Check every line below for the word "color" and show those that hold it.

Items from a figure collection
'''

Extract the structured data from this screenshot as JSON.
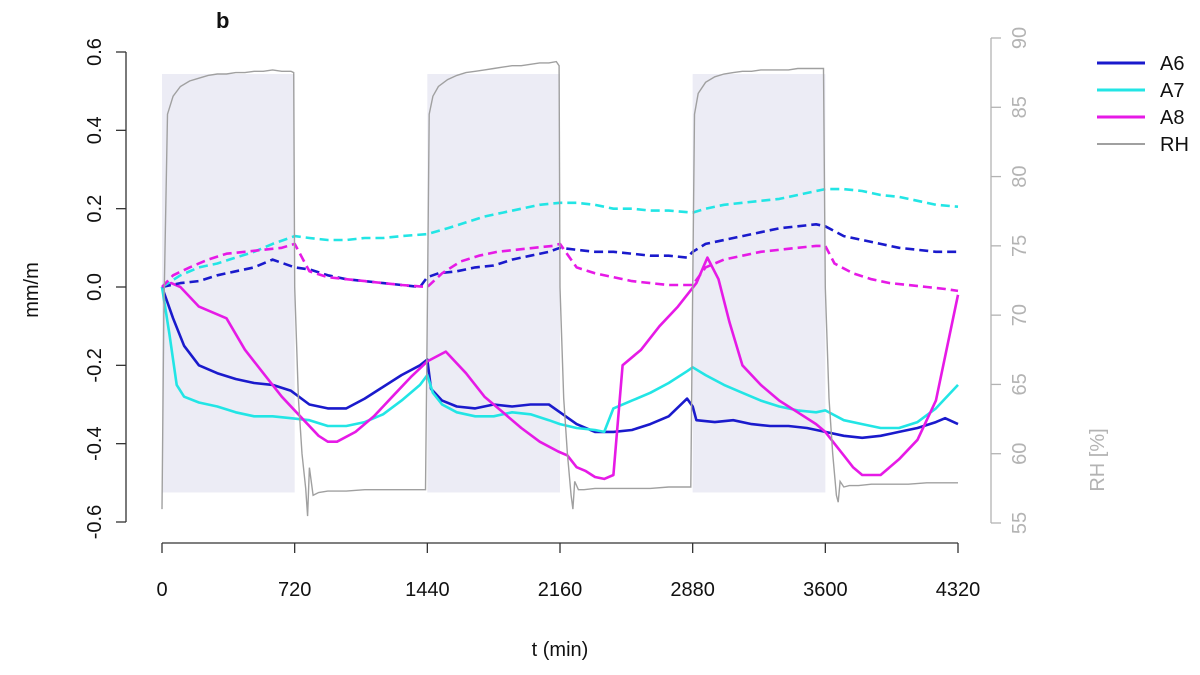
{
  "chart_data": {
    "type": "line",
    "panel_label": "b",
    "xlabel": "t (min)",
    "ylabel": "mm/m",
    "y2label": "RH [%]",
    "xlim": [
      0,
      4320
    ],
    "ylim": [
      -0.6,
      0.6
    ],
    "y2lim": [
      55,
      90
    ],
    "x_ticks": [
      "0",
      "720",
      "1440",
      "2160",
      "2880",
      "3600",
      "4320"
    ],
    "y_ticks": [
      "-0.6",
      "-0.4",
      "-0.2",
      "0.0",
      "0.2",
      "0.4",
      "0.6"
    ],
    "y2_ticks": [
      "55",
      "60",
      "65",
      "70",
      "75",
      "80",
      "85",
      "90"
    ],
    "high_rh_periods": [
      [
        0,
        720
      ],
      [
        1440,
        2160
      ],
      [
        2880,
        3600
      ]
    ],
    "grid": false,
    "legend_position": "right",
    "legend": [
      {
        "label": "A6",
        "color": "#1a1acc"
      },
      {
        "label": "A7",
        "color": "#22e5e5"
      },
      {
        "label": "A8",
        "color": "#e61ae6"
      },
      {
        "label": "RH",
        "color": "#a0a0a0"
      }
    ],
    "series": [
      {
        "name": "A6",
        "style": "solid",
        "color": "#1a1acc",
        "x": [
          0,
          60,
          120,
          200,
          300,
          400,
          500,
          600,
          700,
          800,
          900,
          1000,
          1100,
          1200,
          1300,
          1400,
          1440,
          1460,
          1520,
          1600,
          1700,
          1800,
          1900,
          2000,
          2100,
          2160,
          2250,
          2350,
          2450,
          2550,
          2650,
          2750,
          2850,
          2880,
          2900,
          3000,
          3100,
          3200,
          3300,
          3400,
          3500,
          3600,
          3700,
          3800,
          3900,
          4000,
          4100,
          4200,
          4250,
          4320
        ],
        "y": [
          0.0,
          -0.08,
          -0.15,
          -0.2,
          -0.22,
          -0.235,
          -0.245,
          -0.25,
          -0.265,
          -0.3,
          -0.31,
          -0.31,
          -0.285,
          -0.255,
          -0.225,
          -0.2,
          -0.185,
          -0.26,
          -0.29,
          -0.305,
          -0.31,
          -0.3,
          -0.305,
          -0.3,
          -0.3,
          -0.32,
          -0.35,
          -0.37,
          -0.37,
          -0.365,
          -0.35,
          -0.33,
          -0.285,
          -0.305,
          -0.34,
          -0.345,
          -0.34,
          -0.35,
          -0.355,
          -0.355,
          -0.36,
          -0.37,
          -0.38,
          -0.385,
          -0.38,
          -0.37,
          -0.36,
          -0.345,
          -0.335,
          -0.35
        ]
      },
      {
        "name": "A7",
        "style": "solid",
        "color": "#22e5e5",
        "x": [
          0,
          40,
          80,
          120,
          200,
          300,
          400,
          500,
          600,
          700,
          800,
          900,
          1000,
          1100,
          1200,
          1300,
          1400,
          1440,
          1470,
          1520,
          1600,
          1700,
          1800,
          1900,
          2000,
          2100,
          2160,
          2250,
          2350,
          2400,
          2450,
          2550,
          2650,
          2750,
          2850,
          2880,
          2950,
          3050,
          3150,
          3250,
          3350,
          3450,
          3550,
          3600,
          3700,
          3800,
          3900,
          4000,
          4100,
          4200,
          4320
        ],
        "y": [
          0.0,
          -0.12,
          -0.25,
          -0.28,
          -0.295,
          -0.305,
          -0.32,
          -0.33,
          -0.33,
          -0.335,
          -0.34,
          -0.355,
          -0.355,
          -0.345,
          -0.325,
          -0.29,
          -0.25,
          -0.225,
          -0.27,
          -0.3,
          -0.32,
          -0.33,
          -0.33,
          -0.32,
          -0.325,
          -0.34,
          -0.35,
          -0.36,
          -0.365,
          -0.37,
          -0.31,
          -0.29,
          -0.27,
          -0.245,
          -0.215,
          -0.205,
          -0.225,
          -0.25,
          -0.27,
          -0.29,
          -0.305,
          -0.315,
          -0.32,
          -0.315,
          -0.34,
          -0.35,
          -0.36,
          -0.36,
          -0.345,
          -0.31,
          -0.25
        ]
      },
      {
        "name": "A8",
        "style": "solid",
        "color": "#e61ae6",
        "x": [
          0,
          50,
          100,
          200,
          350,
          450,
          550,
          650,
          750,
          850,
          900,
          950,
          1050,
          1150,
          1250,
          1350,
          1440,
          1540,
          1650,
          1750,
          1850,
          1950,
          2050,
          2150,
          2200,
          2250,
          2300,
          2350,
          2400,
          2450,
          2500,
          2600,
          2700,
          2800,
          2900,
          2960,
          3020,
          3080,
          3150,
          3250,
          3350,
          3450,
          3550,
          3600,
          3650,
          3700,
          3750,
          3800,
          3900,
          4000,
          4100,
          4200,
          4320
        ],
        "y": [
          0.0,
          0.01,
          0.0,
          -0.05,
          -0.08,
          -0.16,
          -0.22,
          -0.28,
          -0.33,
          -0.38,
          -0.395,
          -0.395,
          -0.37,
          -0.33,
          -0.28,
          -0.23,
          -0.19,
          -0.165,
          -0.22,
          -0.28,
          -0.32,
          -0.36,
          -0.395,
          -0.42,
          -0.43,
          -0.46,
          -0.47,
          -0.485,
          -0.49,
          -0.48,
          -0.2,
          -0.16,
          -0.1,
          -0.05,
          0.01,
          0.075,
          0.02,
          -0.09,
          -0.2,
          -0.25,
          -0.29,
          -0.32,
          -0.35,
          -0.37,
          -0.4,
          -0.43,
          -0.46,
          -0.48,
          -0.48,
          -0.44,
          -0.39,
          -0.29,
          -0.02
        ]
      },
      {
        "name": "A6",
        "style": "dashed",
        "color": "#1a1acc",
        "x": [
          0,
          100,
          200,
          300,
          400,
          500,
          600,
          720,
          800,
          900,
          1000,
          1100,
          1200,
          1300,
          1400,
          1440,
          1500,
          1600,
          1700,
          1800,
          1900,
          2000,
          2100,
          2160,
          2250,
          2350,
          2450,
          2550,
          2650,
          2750,
          2850,
          2880,
          2950,
          3050,
          3150,
          3250,
          3350,
          3450,
          3550,
          3600,
          3700,
          3800,
          3900,
          4000,
          4100,
          4200,
          4320
        ],
        "y": [
          0.0,
          0.01,
          0.015,
          0.03,
          0.04,
          0.05,
          0.07,
          0.05,
          0.045,
          0.03,
          0.02,
          0.015,
          0.01,
          0.005,
          0.0,
          0.025,
          0.035,
          0.04,
          0.05,
          0.055,
          0.07,
          0.08,
          0.09,
          0.1,
          0.095,
          0.09,
          0.09,
          0.085,
          0.08,
          0.08,
          0.075,
          0.09,
          0.11,
          0.12,
          0.13,
          0.14,
          0.15,
          0.155,
          0.16,
          0.155,
          0.13,
          0.12,
          0.11,
          0.1,
          0.095,
          0.09,
          0.09
        ]
      },
      {
        "name": "A7",
        "style": "dashed",
        "color": "#22e5e5",
        "x": [
          0,
          100,
          200,
          300,
          400,
          500,
          600,
          720,
          800,
          900,
          1000,
          1100,
          1200,
          1300,
          1440,
          1550,
          1650,
          1750,
          1850,
          1950,
          2050,
          2160,
          2250,
          2350,
          2450,
          2550,
          2650,
          2750,
          2880,
          2950,
          3050,
          3150,
          3250,
          3350,
          3450,
          3550,
          3600,
          3700,
          3800,
          3900,
          4000,
          4100,
          4200,
          4320
        ],
        "y": [
          0.0,
          0.03,
          0.05,
          0.06,
          0.075,
          0.09,
          0.11,
          0.13,
          0.125,
          0.12,
          0.12,
          0.125,
          0.125,
          0.13,
          0.135,
          0.15,
          0.165,
          0.18,
          0.19,
          0.2,
          0.21,
          0.215,
          0.215,
          0.21,
          0.2,
          0.2,
          0.195,
          0.195,
          0.19,
          0.2,
          0.21,
          0.215,
          0.22,
          0.225,
          0.235,
          0.245,
          0.25,
          0.25,
          0.245,
          0.235,
          0.23,
          0.22,
          0.21,
          0.205
        ]
      },
      {
        "name": "A8",
        "style": "dashed",
        "color": "#e61ae6",
        "x": [
          0,
          60,
          150,
          250,
          350,
          450,
          550,
          650,
          720,
          800,
          900,
          1000,
          1100,
          1200,
          1300,
          1440,
          1520,
          1620,
          1720,
          1820,
          1920,
          2020,
          2120,
          2160,
          2250,
          2350,
          2450,
          2550,
          2650,
          2750,
          2880,
          2950,
          3050,
          3150,
          3250,
          3350,
          3450,
          3550,
          3600,
          3650,
          3750,
          3850,
          3950,
          4050,
          4150,
          4250,
          4320
        ],
        "y": [
          0.0,
          0.03,
          0.05,
          0.07,
          0.085,
          0.09,
          0.095,
          0.1,
          0.11,
          0.04,
          0.025,
          0.02,
          0.015,
          0.01,
          0.005,
          0.0,
          0.035,
          0.065,
          0.08,
          0.09,
          0.095,
          0.1,
          0.105,
          0.11,
          0.05,
          0.035,
          0.025,
          0.015,
          0.01,
          0.005,
          0.005,
          0.05,
          0.07,
          0.08,
          0.09,
          0.095,
          0.1,
          0.105,
          0.105,
          0.06,
          0.035,
          0.02,
          0.01,
          0.005,
          0.0,
          -0.005,
          -0.01
        ]
      }
    ],
    "rh_series": {
      "name": "RH",
      "color": "#a0a0a0",
      "x": [
        0,
        10,
        30,
        60,
        100,
        150,
        200,
        250,
        300,
        350,
        400,
        450,
        500,
        550,
        600,
        650,
        700,
        715,
        720,
        740,
        760,
        780,
        790,
        800,
        820,
        850,
        900,
        1000,
        1100,
        1200,
        1300,
        1400,
        1430,
        1440,
        1450,
        1470,
        1500,
        1550,
        1600,
        1650,
        1700,
        1750,
        1800,
        1850,
        1900,
        1950,
        2000,
        2050,
        2100,
        2140,
        2155,
        2160,
        2180,
        2200,
        2220,
        2230,
        2240,
        2260,
        2290,
        2350,
        2450,
        2550,
        2650,
        2750,
        2850,
        2870,
        2880,
        2890,
        2910,
        2950,
        3000,
        3050,
        3100,
        3150,
        3200,
        3250,
        3300,
        3350,
        3400,
        3450,
        3500,
        3550,
        3590,
        3600,
        3620,
        3640,
        3660,
        3670,
        3680,
        3700,
        3730,
        3780,
        3850,
        3950,
        4050,
        4150,
        4250,
        4320
      ],
      "y": [
        56.0,
        70.0,
        84.5,
        85.8,
        86.5,
        86.9,
        87.1,
        87.3,
        87.4,
        87.4,
        87.5,
        87.5,
        87.6,
        87.6,
        87.7,
        87.6,
        87.6,
        87.5,
        72.0,
        64.0,
        60.0,
        57.5,
        55.5,
        59.0,
        57.0,
        57.2,
        57.3,
        57.3,
        57.4,
        57.4,
        57.4,
        57.4,
        57.4,
        70.0,
        84.5,
        85.8,
        86.5,
        87.0,
        87.3,
        87.5,
        87.6,
        87.7,
        87.8,
        87.9,
        88.0,
        88.0,
        88.1,
        88.2,
        88.2,
        88.3,
        88.0,
        72.0,
        64.0,
        60.0,
        57.0,
        56.0,
        58.0,
        57.4,
        57.4,
        57.5,
        57.5,
        57.5,
        57.5,
        57.6,
        57.6,
        57.6,
        72.0,
        84.5,
        86.0,
        86.8,
        87.2,
        87.4,
        87.5,
        87.6,
        87.6,
        87.7,
        87.7,
        87.7,
        87.7,
        87.8,
        87.8,
        87.8,
        87.8,
        72.0,
        64.0,
        60.0,
        57.0,
        56.5,
        58.0,
        57.6,
        57.7,
        57.7,
        57.8,
        57.8,
        57.8,
        57.9,
        57.9,
        57.9
      ]
    }
  }
}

'''

Solution for this exercise
        "color": "#1a1acc"
        "color": "#22e5e5"
        "color": "#e61ae6"
        "color": "#a0a0a0"
        "color": "#1a1acc",
        "color": "#22e5e5",
        "color": "#e61ae6",
        "color": "#1a1acc",
        "color": "#22e5e5",
        "color": "#e61ae6",
      "color": "#a0a0a0",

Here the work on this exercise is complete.